Rewrite all of the data below, swapping every "offer-from" for "offer-by" and keeping everything else the same. Leave the pictures out of your answer.
※ ※ ※
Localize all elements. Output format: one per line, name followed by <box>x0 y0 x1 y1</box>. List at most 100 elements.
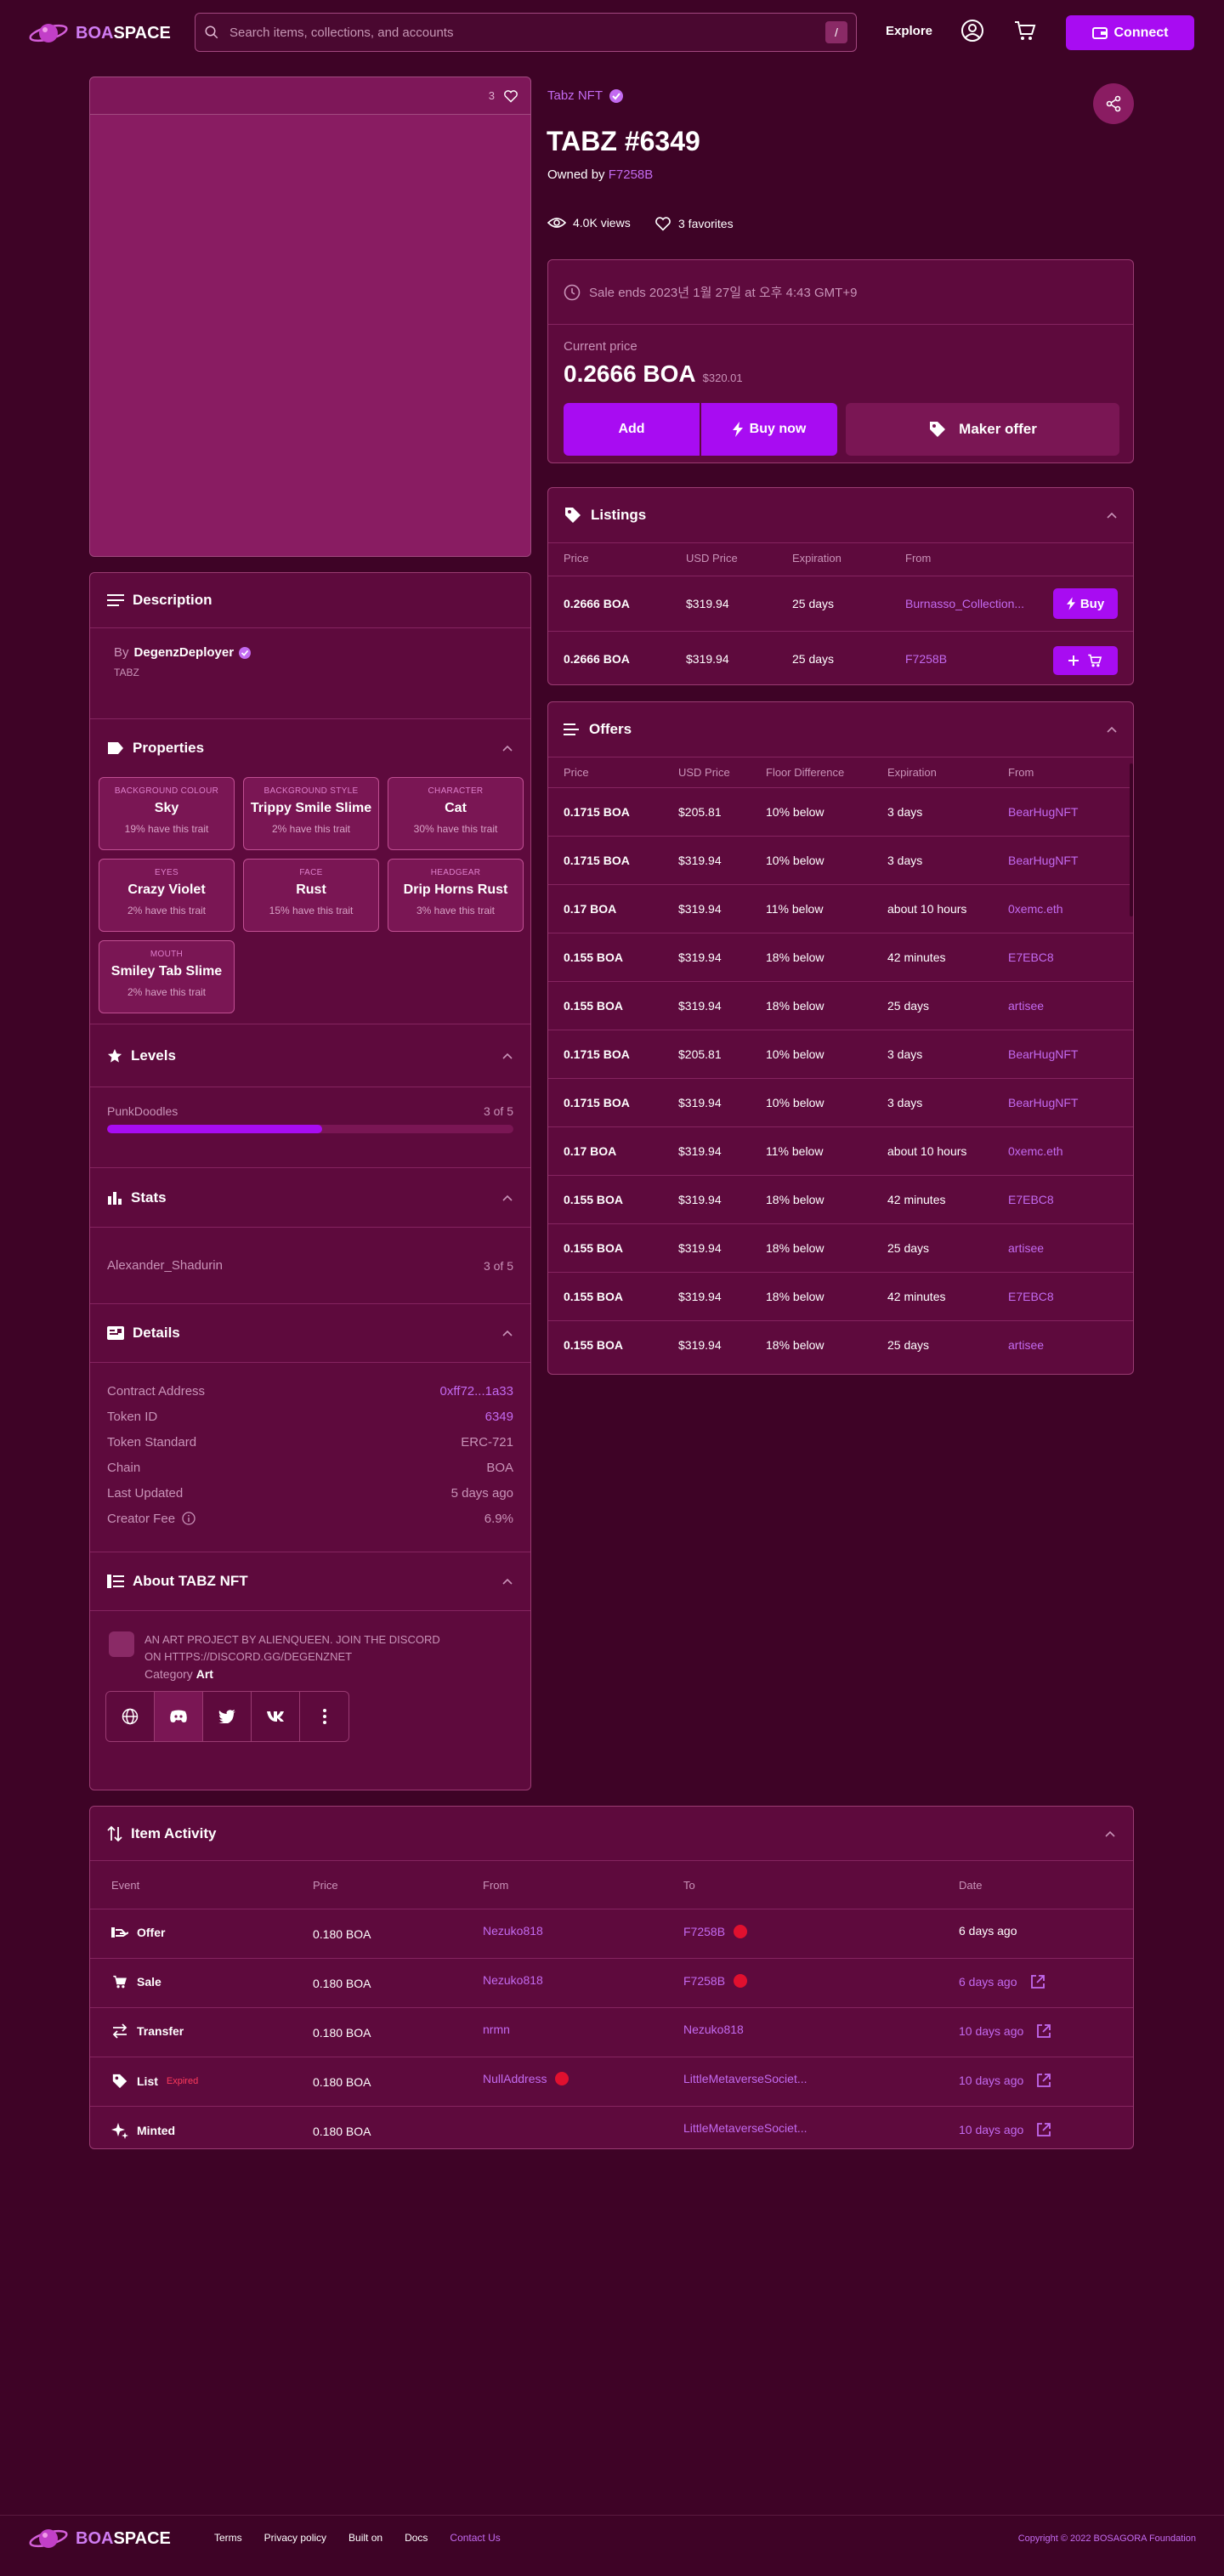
logo[interactable]: BOASPACE <box>28 17 171 49</box>
offer-from[interactable]: artisee <box>1008 1338 1044 1352</box>
external-link-icon[interactable] <box>1035 2121 1052 2138</box>
levels-body: PunkDoodles 3 of 5 <box>90 1087 530 1167</box>
add-label: Add <box>618 422 645 436</box>
account-icon[interactable] <box>960 19 984 43</box>
collection-link[interactable]: Tabz NFT <box>547 88 624 103</box>
footer-logo[interactable]: BOASPACE <box>28 2522 171 2556</box>
search-input[interactable]: Search items, collections, and accounts <box>230 26 815 40</box>
property-type: EYES <box>155 868 178 877</box>
offer-from[interactable]: 0xemc.eth <box>1008 902 1063 916</box>
listing-buy-button[interactable]: Buy <box>1053 588 1118 619</box>
offer-from[interactable]: artisee <box>1008 999 1044 1013</box>
listings-header[interactable]: Listings <box>548 488 1133 542</box>
external-link-icon[interactable] <box>1035 2072 1052 2089</box>
from-link[interactable]: Nezuko818 <box>483 1973 543 1987</box>
offer-from[interactable]: E7EBC8 <box>1008 1193 1054 1206</box>
nft-media[interactable]: 3 <box>89 77 531 557</box>
property-card[interactable]: EYES Crazy Violet 2% have this trait <box>99 859 235 932</box>
date-text[interactable]: 10 days ago <box>959 2074 1023 2087</box>
property-card[interactable]: HEADGEAR Drip Horns Rust 3% have this trai… <box>388 859 524 932</box>
activity-col-header: From <box>483 1879 509 1892</box>
creator-link[interactable]: DegenzDeployer <box>134 645 235 660</box>
date-text[interactable]: 6 days ago <box>959 1975 1017 1989</box>
offer-from[interactable]: BearHugNFT <box>1008 805 1078 819</box>
chevron-up-icon[interactable] <box>502 1575 513 1587</box>
make-offer-button[interactable]: Maker offer <box>846 403 1119 456</box>
offers-header[interactable]: Offers <box>548 702 1133 757</box>
chevron-up-icon[interactable] <box>1104 1828 1116 1840</box>
from-link[interactable]: Nezuko818 <box>483 1924 543 1938</box>
offer-row: 0.155 BOA $319.94 18% below 42 minutes E7EBC… <box>548 1175 1133 1223</box>
footer-link[interactable]: Terms <box>214 2532 242 2544</box>
to-link[interactable]: Nezuko818 <box>683 2023 744 2036</box>
to-link[interactable]: F7258B <box>683 1925 725 1938</box>
chevron-up-icon[interactable] <box>1106 509 1118 521</box>
chevron-up-icon[interactable] <box>502 742 513 754</box>
chevron-up-icon[interactable] <box>502 1192 513 1204</box>
stats-header[interactable]: Stats <box>90 1168 530 1227</box>
levels-header[interactable]: Levels <box>90 1024 530 1087</box>
activity-header[interactable]: Item Activity <box>90 1807 1133 1860</box>
property-card[interactable]: BACKGROUND COLOUR Sky 19% have this trait <box>99 777 235 850</box>
property-card[interactable]: BACKGROUND STYLE Trippy Smile Slime 2% hav… <box>243 777 379 850</box>
listing-add-to-cart-button[interactable] <box>1053 646 1118 675</box>
detail-label: Last Updated <box>107 1486 183 1501</box>
offer-from[interactable]: 0xemc.eth <box>1008 1144 1063 1158</box>
connect-button[interactable]: Connect <box>1066 15 1194 50</box>
detail-value[interactable]: 0xff72...1a33 <box>440 1384 513 1399</box>
chevron-up-icon[interactable] <box>502 1050 513 1062</box>
to-link[interactable]: LittleMetaverseSociet... <box>683 2072 808 2085</box>
about-header[interactable]: About TABZ NFT <box>90 1552 530 1610</box>
wallet-icon <box>1091 26 1108 39</box>
activity-col-header: Event <box>111 1879 140 1892</box>
offer-from[interactable]: BearHugNFT <box>1008 1047 1078 1061</box>
more-options-button[interactable] <box>300 1692 348 1741</box>
discord-button[interactable] <box>155 1692 203 1741</box>
offer-from[interactable]: BearHugNFT <box>1008 1096 1078 1109</box>
date-text[interactable]: 10 days ago <box>959 2123 1023 2136</box>
cart-icon[interactable] <box>1013 19 1037 43</box>
search-bar[interactable]: Search items, collections, and accounts … <box>195 13 857 52</box>
from-link[interactable]: NullAddress <box>483 2072 547 2085</box>
verified-icon <box>239 646 252 659</box>
collection-name[interactable]: Tabz NFT <box>547 88 603 103</box>
share-button[interactable] <box>1093 83 1134 124</box>
chevron-up-icon[interactable] <box>1106 723 1118 735</box>
from-link[interactable]: nrmn <box>483 2023 510 2036</box>
offer-from[interactable]: E7EBC8 <box>1008 1290 1054 1303</box>
level-progress-track <box>107 1125 513 1133</box>
properties-header[interactable]: Properties <box>90 719 530 777</box>
twitter-button[interactable] <box>203 1692 252 1741</box>
offer-from[interactable]: artisee <box>1008 1241 1044 1255</box>
levels-title: Levels <box>131 1047 176 1064</box>
external-link-icon[interactable] <box>1035 2023 1052 2040</box>
chevron-up-icon[interactable] <box>502 1327 513 1339</box>
owner-link[interactable]: F7258B <box>609 167 654 182</box>
property-card[interactable]: FACE Rust 15% have this trait <box>243 859 379 932</box>
date-text[interactable]: 10 days ago <box>959 2024 1023 2038</box>
external-link-icon[interactable] <box>1029 1973 1046 1990</box>
property-card[interactable]: MOUTH Smiley Tab Slime 2% have this trait <box>99 940 235 1013</box>
offers-scrollbar[interactable] <box>1130 763 1133 916</box>
offer-row: 0.155 BOA $319.94 18% below 42 minutes E7EBC… <box>548 1272 1133 1320</box>
to-link[interactable]: LittleMetaverseSociet... <box>683 2121 808 2135</box>
listing-from[interactable]: Burnasso_Collection... <box>905 597 1024 610</box>
website-button[interactable] <box>106 1692 155 1741</box>
vk-button[interactable] <box>252 1692 300 1741</box>
buy-now-button[interactable]: Buy now <box>701 403 837 456</box>
heart-icon[interactable] <box>503 89 518 103</box>
details-header[interactable]: Details <box>90 1304 530 1362</box>
footer-link[interactable]: Built on <box>348 2532 382 2544</box>
add-to-cart-button[interactable]: Add <box>564 403 700 456</box>
footer-link[interactable]: Docs <box>405 2532 428 2544</box>
detail-value[interactable]: 6349 <box>485 1410 513 1424</box>
offer-from[interactable]: BearHugNFT <box>1008 854 1078 867</box>
to-link[interactable]: F7258B <box>683 1974 725 1988</box>
footer-link[interactable]: Contact Us <box>450 2532 500 2544</box>
property-card[interactable]: CHARACTER Cat 30% have this trait <box>388 777 524 850</box>
offer-from[interactable]: E7EBC8 <box>1008 950 1054 964</box>
footer-link[interactable]: Privacy policy <box>264 2532 326 2544</box>
nav-explore[interactable]: Explore <box>886 24 932 38</box>
sparkles-icon <box>111 2122 128 2139</box>
listing-from[interactable]: F7258B <box>905 652 947 666</box>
※ ※ ※
● SOLUTION FOR THIS TASK
Localize all elements. Output format: one per line, name followed by <box>x0 y0 x1 y1</box>. List at most 100 elements.
logo[interactable]: BOASPACE <box>28 17 171 49</box>
offer-by[interactable]: artisee <box>1008 1338 1044 1352</box>
external-link-icon[interactable] <box>1035 2121 1052 2138</box>
levels-body: PunkDoodles 3 of 5 <box>90 1087 530 1167</box>
add-label: Add <box>618 422 645 436</box>
account-icon[interactable] <box>960 19 984 43</box>
collection-link[interactable]: Tabz NFT <box>547 88 624 103</box>
footer-logo[interactable]: BOASPACE <box>28 2522 171 2556</box>
search-input[interactable]: Search items, collections, and accounts <box>230 26 815 40</box>
property-type: EYES <box>155 868 178 877</box>
offer-by[interactable]: 0xemc.eth <box>1008 902 1063 916</box>
listing-buy-button[interactable]: Buy <box>1053 588 1118 619</box>
offer-by[interactable]: artisee <box>1008 999 1044 1013</box>
listings-header[interactable]: Listings <box>548 488 1133 542</box>
external-link-icon[interactable] <box>1035 2072 1052 2089</box>
from-link[interactable]: Nezuko818 <box>483 1973 543 1987</box>
offer-by[interactable]: E7EBC8 <box>1008 1193 1054 1206</box>
nft-media[interactable]: 3 <box>89 77 531 557</box>
property-card[interactable]: EYES Crazy Violet 2% have this trait <box>99 859 235 932</box>
date-text[interactable]: 10 days ago <box>959 2074 1023 2087</box>
property-card[interactable]: HEADGEAR Drip Horns Rust 3% have this trai… <box>388 859 524 932</box>
activity-col-header: From <box>483 1879 509 1892</box>
creator-link[interactable]: DegenzDeployer <box>134 645 235 660</box>
date-text[interactable]: 6 days ago <box>959 1975 1017 1989</box>
offer-by[interactable]: BearHugNFT <box>1008 805 1078 819</box>
chevron-up-icon[interactable] <box>502 1575 513 1587</box>
make-offer-button[interactable]: Maker offer <box>846 403 1119 456</box>
offers-header[interactable]: Offers <box>548 702 1133 757</box>
chevron-up-icon[interactable] <box>1104 1828 1116 1840</box>
from-link[interactable]: Nezuko818 <box>483 1924 543 1938</box>
offer-row: 0.155 BOA $319.94 18% below 42 minutes E7EBC… <box>548 1175 1133 1223</box>
footer-link[interactable]: Terms <box>214 2532 242 2544</box>
to-link[interactable]: Nezuko818 <box>683 2023 744 2036</box>
to-link[interactable]: F7258B <box>683 1925 725 1938</box>
chevron-up-icon[interactable] <box>1106 509 1118 521</box>
chevron-up-icon[interactable] <box>502 742 513 754</box>
chevron-up-icon[interactable] <box>502 1192 513 1204</box>
stats-header[interactable]: Stats <box>90 1168 530 1227</box>
levels-header[interactable]: Levels <box>90 1024 530 1087</box>
activity-header[interactable]: Item Activity <box>90 1807 1133 1860</box>
property-card[interactable]: BACKGROUND COLOUR Sky 19% have this trait <box>99 777 235 850</box>
property-card[interactable]: BACKGROUND STYLE Trippy Smile Slime 2% hav… <box>243 777 379 850</box>
listing-add-to-cart-button[interactable] <box>1053 646 1118 675</box>
detail-label: Last Updated <box>107 1486 183 1501</box>
offer-by[interactable]: 0xemc.eth <box>1008 1144 1063 1158</box>
connect-button[interactable]: Connect <box>1066 15 1194 50</box>
detail-value[interactable]: 0xff72...1a33 <box>440 1384 513 1399</box>
chevron-up-icon[interactable] <box>502 1050 513 1062</box>
to-link[interactable]: LittleMetaverseSociet... <box>683 2072 808 2085</box>
about-header[interactable]: About TABZ NFT <box>90 1552 530 1610</box>
wallet-icon <box>1091 26 1108 39</box>
activity-col-header: Event <box>111 1879 140 1892</box>
offer-by[interactable]: BearHugNFT <box>1008 1047 1078 1061</box>
more-options-button[interactable] <box>300 1692 348 1741</box>
discord-button[interactable] <box>155 1692 203 1741</box>
offer-by[interactable]: BearHugNFT <box>1008 1096 1078 1109</box>
date-text[interactable]: 10 days ago <box>959 2123 1023 2136</box>
cart-icon[interactable] <box>1013 19 1037 43</box>
search-bar[interactable]: Search items, collections, and accounts … <box>195 13 857 52</box>
from-link[interactable]: NullAddress <box>483 2072 547 2085</box>
verified-icon <box>239 646 252 659</box>
collection-name[interactable]: Tabz NFT <box>547 88 603 103</box>
share-button[interactable] <box>1093 83 1134 124</box>
chevron-up-icon[interactable] <box>1106 723 1118 735</box>
from-link[interactable]: nrmn <box>483 2023 510 2036</box>
offer-by[interactable]: E7EBC8 <box>1008 1290 1054 1303</box>
level-progress-track <box>107 1125 513 1133</box>
properties-header[interactable]: Properties <box>90 719 530 777</box>
twitter-button[interactable] <box>203 1692 252 1741</box>
offer-by[interactable]: artisee <box>1008 1241 1044 1255</box>
levels-title: Levels <box>131 1047 176 1064</box>
external-link-icon[interactable] <box>1035 2023 1052 2040</box>
chevron-up-icon[interactable] <box>502 1327 513 1339</box>
owner-link[interactable]: F7258B <box>609 167 654 182</box>
property-card[interactable]: FACE Rust 15% have this trait <box>243 859 379 932</box>
date-text[interactable]: 10 days ago <box>959 2024 1023 2038</box>
external-link-icon[interactable] <box>1029 1973 1046 1990</box>
property-card[interactable]: MOUTH Smiley Tab Slime 2% have this trait <box>99 940 235 1013</box>
offers-scrollbar[interactable] <box>1130 763 1133 916</box>
offer-row: 0.155 BOA $319.94 18% below 42 minutes E7EBC… <box>548 1272 1133 1320</box>
to-link[interactable]: LittleMetaverseSociet... <box>683 2121 808 2135</box>
listing-from[interactable]: Burnasso_Collection... <box>905 597 1024 610</box>
website-button[interactable] <box>106 1692 155 1741</box>
vk-button[interactable] <box>252 1692 300 1741</box>
buy-now-button[interactable]: Buy now <box>701 403 837 456</box>
heart-icon[interactable] <box>503 89 518 103</box>
details-header[interactable]: Details <box>90 1304 530 1362</box>
footer-link[interactable]: Built on <box>348 2532 382 2544</box>
add-to-cart-button[interactable]: Add <box>564 403 700 456</box>
footer-link[interactable]: Docs <box>405 2532 428 2544</box>
detail-value[interactable]: 6349 <box>485 1410 513 1424</box>
offer-by[interactable]: BearHugNFT <box>1008 854 1078 867</box>
to-link[interactable]: F7258B <box>683 1974 725 1988</box>
footer-link[interactable]: Contact Us <box>450 2532 500 2544</box>
property-card[interactable]: CHARACTER Cat 30% have this trait <box>388 777 524 850</box>
offer-by[interactable]: E7EBC8 <box>1008 950 1054 964</box>
footer-link[interactable]: Privacy policy <box>264 2532 326 2544</box>
nav-explore[interactable]: Explore <box>886 24 932 38</box>
sparkles-icon <box>111 2122 128 2139</box>
listing-from[interactable]: F7258B <box>905 652 947 666</box>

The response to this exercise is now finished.